- GIVEN PROBLEM -
Set down each entry from the block beneath, exactly as written.

(Figure contents as structured data)

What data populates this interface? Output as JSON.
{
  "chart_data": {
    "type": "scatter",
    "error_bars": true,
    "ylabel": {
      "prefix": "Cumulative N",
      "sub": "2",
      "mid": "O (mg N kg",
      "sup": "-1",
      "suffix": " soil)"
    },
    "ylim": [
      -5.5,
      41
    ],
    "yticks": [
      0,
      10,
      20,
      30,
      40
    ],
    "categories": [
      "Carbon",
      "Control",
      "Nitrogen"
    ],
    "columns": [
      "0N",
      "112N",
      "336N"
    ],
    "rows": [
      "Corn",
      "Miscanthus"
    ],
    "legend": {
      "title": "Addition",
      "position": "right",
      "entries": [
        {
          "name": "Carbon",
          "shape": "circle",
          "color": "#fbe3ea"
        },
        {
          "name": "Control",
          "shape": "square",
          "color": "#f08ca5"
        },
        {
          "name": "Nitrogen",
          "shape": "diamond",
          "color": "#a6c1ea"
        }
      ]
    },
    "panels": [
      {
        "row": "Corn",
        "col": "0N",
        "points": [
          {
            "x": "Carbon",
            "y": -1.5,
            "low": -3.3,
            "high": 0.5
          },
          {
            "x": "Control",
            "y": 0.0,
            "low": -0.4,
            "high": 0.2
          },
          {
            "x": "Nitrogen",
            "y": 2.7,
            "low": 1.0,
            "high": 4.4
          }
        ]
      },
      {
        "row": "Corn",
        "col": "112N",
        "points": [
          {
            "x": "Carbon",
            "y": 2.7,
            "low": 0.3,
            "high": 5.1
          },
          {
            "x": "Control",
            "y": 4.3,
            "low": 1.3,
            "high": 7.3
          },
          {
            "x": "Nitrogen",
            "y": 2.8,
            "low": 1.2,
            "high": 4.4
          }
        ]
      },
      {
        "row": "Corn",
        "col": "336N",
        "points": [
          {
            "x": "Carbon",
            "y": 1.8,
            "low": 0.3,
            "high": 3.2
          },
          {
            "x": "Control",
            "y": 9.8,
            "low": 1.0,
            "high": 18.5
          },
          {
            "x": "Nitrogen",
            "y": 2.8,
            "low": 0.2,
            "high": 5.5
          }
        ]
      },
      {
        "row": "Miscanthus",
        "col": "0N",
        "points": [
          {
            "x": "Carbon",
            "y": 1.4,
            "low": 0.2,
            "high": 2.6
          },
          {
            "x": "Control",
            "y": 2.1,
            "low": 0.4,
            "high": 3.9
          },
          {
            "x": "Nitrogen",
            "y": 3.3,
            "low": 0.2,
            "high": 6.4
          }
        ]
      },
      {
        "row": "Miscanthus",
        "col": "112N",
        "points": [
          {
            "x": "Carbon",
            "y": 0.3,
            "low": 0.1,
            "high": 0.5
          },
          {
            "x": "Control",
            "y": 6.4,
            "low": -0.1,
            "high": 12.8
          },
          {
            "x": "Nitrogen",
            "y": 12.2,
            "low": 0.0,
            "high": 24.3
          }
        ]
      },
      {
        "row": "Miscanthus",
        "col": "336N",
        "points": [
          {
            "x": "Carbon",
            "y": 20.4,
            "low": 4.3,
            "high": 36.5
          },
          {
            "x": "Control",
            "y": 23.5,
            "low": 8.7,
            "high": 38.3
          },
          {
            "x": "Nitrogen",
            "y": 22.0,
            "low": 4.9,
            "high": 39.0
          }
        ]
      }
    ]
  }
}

- ANSWER FOR THIS EXERCISE -
What data populates this interface? Output as JSON.
{
  "chart_data": {
    "type": "scatter",
    "error_bars": true,
    "ylabel": {
      "prefix": "Cumulative N",
      "sub": "2",
      "mid": "O (mg N kg",
      "sup": "-1",
      "suffix": " soil)"
    },
    "ylim": [
      -5.5,
      41
    ],
    "yticks": [
      0,
      10,
      20,
      30,
      40
    ],
    "categories": [
      "Carbon",
      "Control",
      "Nitrogen"
    ],
    "columns": [
      "0N",
      "112N",
      "336N"
    ],
    "rows": [
      "Corn",
      "Miscanthus"
    ],
    "legend": {
      "title": "Addition",
      "position": "right",
      "entries": [
        {
          "name": "Carbon",
          "shape": "circle",
          "color": "#fbe3ea"
        },
        {
          "name": "Control",
          "shape": "square",
          "color": "#f08ca5"
        },
        {
          "name": "Nitrogen",
          "shape": "diamond",
          "color": "#a6c1ea"
        }
      ]
    },
    "panels": [
      {
        "row": "Corn",
        "col": "0N",
        "points": [
          {
            "x": "Carbon",
            "y": -1.5,
            "low": -3.3,
            "high": 0.5
          },
          {
            "x": "Control",
            "y": 0.0,
            "low": -0.4,
            "high": 0.2
          },
          {
            "x": "Nitrogen",
            "y": 2.7,
            "low": 1.0,
            "high": 4.4
          }
        ]
      },
      {
        "row": "Corn",
        "col": "112N",
        "points": [
          {
            "x": "Carbon",
            "y": 2.7,
            "low": 0.3,
            "high": 5.1
          },
          {
            "x": "Control",
            "y": 4.3,
            "low": 1.3,
            "high": 7.3
          },
          {
            "x": "Nitrogen",
            "y": 2.8,
            "low": 1.2,
            "high": 4.4
          }
        ]
      },
      {
        "row": "Corn",
        "col": "336N",
        "points": [
          {
            "x": "Carbon",
            "y": 1.8,
            "low": 0.3,
            "high": 3.2
          },
          {
            "x": "Control",
            "y": 9.8,
            "low": 1.0,
            "high": 18.5
          },
          {
            "x": "Nitrogen",
            "y": 2.8,
            "low": 0.2,
            "high": 5.5
          }
        ]
      },
      {
        "row": "Miscanthus",
        "col": "0N",
        "points": [
          {
            "x": "Carbon",
            "y": 1.4,
            "low": 0.2,
            "high": 2.6
          },
          {
            "x": "Control",
            "y": 2.1,
            "low": 0.4,
            "high": 3.9
          },
          {
            "x": "Nitrogen",
            "y": 3.3,
            "low": 0.2,
            "high": 6.4
          }
        ]
      },
      {
        "row": "Miscanthus",
        "col": "112N",
        "points": [
          {
            "x": "Carbon",
            "y": 0.3,
            "low": 0.1,
            "high": 0.5
          },
          {
            "x": "Control",
            "y": 6.4,
            "low": -0.1,
            "high": 12.8
          },
          {
            "x": "Nitrogen",
            "y": 12.2,
            "low": 0.0,
            "high": 24.3
          }
        ]
      },
      {
        "row": "Miscanthus",
        "col": "336N",
        "points": [
          {
            "x": "Carbon",
            "y": 20.4,
            "low": 4.3,
            "high": 36.5
          },
          {
            "x": "Control",
            "y": 23.5,
            "low": 8.7,
            "high": 38.3
          },
          {
            "x": "Nitrogen",
            "y": 22.0,
            "low": 4.9,
            "high": 39.0
          }
        ]
      }
    ]
  }
}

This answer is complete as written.